- _GIVEN INSTRUCTION_:
Look for the word "Applied" in the entries below, then copy every line that has it.

(Stored entries)
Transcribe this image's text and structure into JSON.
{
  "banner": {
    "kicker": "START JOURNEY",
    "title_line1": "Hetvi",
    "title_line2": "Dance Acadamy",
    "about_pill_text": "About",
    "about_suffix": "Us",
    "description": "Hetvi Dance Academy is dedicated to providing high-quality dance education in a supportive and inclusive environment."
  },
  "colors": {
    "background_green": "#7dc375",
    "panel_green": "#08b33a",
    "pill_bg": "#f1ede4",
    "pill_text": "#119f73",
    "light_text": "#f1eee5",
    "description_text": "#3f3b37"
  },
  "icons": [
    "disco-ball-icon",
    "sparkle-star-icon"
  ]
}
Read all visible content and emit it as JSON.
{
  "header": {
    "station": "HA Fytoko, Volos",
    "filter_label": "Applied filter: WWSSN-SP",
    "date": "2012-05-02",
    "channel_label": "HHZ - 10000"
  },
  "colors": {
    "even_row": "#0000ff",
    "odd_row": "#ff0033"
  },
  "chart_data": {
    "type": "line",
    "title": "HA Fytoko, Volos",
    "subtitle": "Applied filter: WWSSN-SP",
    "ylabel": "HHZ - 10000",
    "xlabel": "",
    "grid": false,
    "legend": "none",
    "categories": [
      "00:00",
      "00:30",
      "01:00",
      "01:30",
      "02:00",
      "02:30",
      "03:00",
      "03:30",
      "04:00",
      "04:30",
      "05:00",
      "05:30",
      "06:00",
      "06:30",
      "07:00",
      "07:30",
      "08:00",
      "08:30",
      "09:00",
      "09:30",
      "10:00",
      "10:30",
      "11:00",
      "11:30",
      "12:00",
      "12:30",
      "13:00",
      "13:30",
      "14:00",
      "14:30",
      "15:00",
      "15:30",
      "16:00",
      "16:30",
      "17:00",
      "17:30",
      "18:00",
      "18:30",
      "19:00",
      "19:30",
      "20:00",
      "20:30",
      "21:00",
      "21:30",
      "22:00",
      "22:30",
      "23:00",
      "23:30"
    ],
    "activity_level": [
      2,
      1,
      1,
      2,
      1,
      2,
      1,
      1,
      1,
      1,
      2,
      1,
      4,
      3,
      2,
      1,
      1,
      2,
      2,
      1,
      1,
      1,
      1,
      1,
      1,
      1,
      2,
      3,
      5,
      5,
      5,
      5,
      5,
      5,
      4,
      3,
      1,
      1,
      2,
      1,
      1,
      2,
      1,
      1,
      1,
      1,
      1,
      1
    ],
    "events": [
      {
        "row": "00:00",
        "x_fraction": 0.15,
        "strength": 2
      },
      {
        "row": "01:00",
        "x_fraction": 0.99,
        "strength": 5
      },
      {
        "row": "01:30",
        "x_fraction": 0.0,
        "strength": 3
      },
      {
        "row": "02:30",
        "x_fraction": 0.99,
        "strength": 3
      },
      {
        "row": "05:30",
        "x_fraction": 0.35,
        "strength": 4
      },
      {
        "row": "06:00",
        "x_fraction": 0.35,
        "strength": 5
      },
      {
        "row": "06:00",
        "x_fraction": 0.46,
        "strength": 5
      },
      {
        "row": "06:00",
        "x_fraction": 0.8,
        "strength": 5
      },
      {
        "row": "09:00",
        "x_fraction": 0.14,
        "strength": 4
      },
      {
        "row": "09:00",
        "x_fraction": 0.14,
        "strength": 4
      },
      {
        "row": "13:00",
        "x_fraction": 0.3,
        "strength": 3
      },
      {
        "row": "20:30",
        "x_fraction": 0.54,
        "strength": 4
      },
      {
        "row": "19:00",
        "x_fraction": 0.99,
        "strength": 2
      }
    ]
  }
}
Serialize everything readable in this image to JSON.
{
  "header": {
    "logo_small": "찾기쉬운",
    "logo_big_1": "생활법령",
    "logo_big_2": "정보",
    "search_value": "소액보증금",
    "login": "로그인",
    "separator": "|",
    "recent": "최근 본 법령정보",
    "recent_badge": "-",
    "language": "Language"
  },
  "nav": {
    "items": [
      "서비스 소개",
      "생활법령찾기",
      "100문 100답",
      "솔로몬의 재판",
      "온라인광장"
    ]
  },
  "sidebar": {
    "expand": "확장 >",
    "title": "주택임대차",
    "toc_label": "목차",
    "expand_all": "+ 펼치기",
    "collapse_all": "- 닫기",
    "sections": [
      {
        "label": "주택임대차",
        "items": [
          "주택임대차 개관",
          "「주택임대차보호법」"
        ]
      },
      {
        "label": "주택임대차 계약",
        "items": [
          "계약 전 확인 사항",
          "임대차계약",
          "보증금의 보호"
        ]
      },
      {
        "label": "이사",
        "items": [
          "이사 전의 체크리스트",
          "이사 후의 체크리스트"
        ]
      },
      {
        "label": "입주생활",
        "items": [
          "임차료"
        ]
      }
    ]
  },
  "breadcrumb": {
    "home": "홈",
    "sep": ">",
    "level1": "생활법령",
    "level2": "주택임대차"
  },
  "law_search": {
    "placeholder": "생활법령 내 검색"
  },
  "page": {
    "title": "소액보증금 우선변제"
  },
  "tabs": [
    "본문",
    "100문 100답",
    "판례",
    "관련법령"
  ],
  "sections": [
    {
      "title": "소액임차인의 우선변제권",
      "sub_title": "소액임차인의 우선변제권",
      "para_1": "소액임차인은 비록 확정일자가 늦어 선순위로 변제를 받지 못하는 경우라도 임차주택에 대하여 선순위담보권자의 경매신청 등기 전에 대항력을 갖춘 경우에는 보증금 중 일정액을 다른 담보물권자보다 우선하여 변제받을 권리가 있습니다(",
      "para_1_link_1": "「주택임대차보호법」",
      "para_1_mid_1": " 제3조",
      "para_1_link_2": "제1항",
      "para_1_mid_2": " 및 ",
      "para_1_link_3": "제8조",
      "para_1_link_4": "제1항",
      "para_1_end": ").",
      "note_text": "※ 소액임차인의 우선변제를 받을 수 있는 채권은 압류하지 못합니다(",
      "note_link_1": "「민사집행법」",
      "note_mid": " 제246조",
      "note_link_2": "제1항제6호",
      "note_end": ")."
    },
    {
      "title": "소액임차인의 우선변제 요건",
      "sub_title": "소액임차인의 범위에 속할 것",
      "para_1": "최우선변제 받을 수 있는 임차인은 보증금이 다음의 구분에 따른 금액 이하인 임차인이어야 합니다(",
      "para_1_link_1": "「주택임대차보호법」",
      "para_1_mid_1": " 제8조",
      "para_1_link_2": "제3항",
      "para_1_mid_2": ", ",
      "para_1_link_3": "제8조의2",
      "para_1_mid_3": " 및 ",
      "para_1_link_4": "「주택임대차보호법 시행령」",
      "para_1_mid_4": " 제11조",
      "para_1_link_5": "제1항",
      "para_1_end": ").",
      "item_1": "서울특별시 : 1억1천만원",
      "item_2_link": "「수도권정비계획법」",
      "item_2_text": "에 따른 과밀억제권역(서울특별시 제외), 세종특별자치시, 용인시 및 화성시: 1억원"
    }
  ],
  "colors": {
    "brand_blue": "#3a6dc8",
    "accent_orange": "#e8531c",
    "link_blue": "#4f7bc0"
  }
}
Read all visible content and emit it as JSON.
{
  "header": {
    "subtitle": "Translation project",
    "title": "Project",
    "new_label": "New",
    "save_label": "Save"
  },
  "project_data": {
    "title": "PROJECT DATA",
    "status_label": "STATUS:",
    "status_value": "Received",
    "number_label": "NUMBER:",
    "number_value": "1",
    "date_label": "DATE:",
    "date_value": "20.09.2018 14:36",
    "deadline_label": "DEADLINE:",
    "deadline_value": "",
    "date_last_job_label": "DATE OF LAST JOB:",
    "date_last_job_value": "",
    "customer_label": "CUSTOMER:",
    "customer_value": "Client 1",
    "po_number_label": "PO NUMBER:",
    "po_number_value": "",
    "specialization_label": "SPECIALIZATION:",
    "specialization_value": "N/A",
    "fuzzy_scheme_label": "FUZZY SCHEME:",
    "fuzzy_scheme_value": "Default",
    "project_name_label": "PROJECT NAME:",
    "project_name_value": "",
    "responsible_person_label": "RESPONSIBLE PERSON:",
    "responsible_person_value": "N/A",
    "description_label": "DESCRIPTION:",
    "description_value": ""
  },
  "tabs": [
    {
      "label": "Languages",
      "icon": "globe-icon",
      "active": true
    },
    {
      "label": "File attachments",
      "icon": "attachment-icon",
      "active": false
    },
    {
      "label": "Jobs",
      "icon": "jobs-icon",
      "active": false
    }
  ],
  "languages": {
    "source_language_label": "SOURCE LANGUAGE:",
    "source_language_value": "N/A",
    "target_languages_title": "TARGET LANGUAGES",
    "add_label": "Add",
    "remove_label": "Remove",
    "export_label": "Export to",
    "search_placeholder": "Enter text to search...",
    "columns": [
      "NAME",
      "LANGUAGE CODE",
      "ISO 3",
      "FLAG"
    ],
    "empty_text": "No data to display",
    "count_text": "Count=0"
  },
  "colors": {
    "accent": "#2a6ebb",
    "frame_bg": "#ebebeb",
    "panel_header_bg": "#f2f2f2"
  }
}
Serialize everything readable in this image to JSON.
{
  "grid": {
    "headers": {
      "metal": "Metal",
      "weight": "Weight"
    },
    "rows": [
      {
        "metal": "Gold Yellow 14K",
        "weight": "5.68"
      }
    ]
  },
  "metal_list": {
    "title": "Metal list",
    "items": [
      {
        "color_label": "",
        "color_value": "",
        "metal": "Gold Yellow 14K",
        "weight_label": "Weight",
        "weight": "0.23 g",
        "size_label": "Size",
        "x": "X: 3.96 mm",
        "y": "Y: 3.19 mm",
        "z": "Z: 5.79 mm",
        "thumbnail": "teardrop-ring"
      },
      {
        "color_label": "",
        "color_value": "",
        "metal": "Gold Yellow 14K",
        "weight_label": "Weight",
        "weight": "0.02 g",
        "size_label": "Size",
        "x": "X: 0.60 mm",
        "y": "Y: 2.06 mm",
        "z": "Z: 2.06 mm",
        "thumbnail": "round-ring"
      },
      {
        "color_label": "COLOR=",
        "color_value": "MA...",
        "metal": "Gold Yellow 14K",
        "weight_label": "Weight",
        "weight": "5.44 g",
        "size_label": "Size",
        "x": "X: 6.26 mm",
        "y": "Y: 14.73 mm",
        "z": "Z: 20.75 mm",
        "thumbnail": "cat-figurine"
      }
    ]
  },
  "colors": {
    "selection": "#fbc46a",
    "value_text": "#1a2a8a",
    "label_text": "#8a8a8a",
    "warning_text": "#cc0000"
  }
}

- _THE SOLUTION_:
    "filter_label": "Applied filter: WWSSN-SP",
    "subtitle": "Applied filter: WWSSN-SP",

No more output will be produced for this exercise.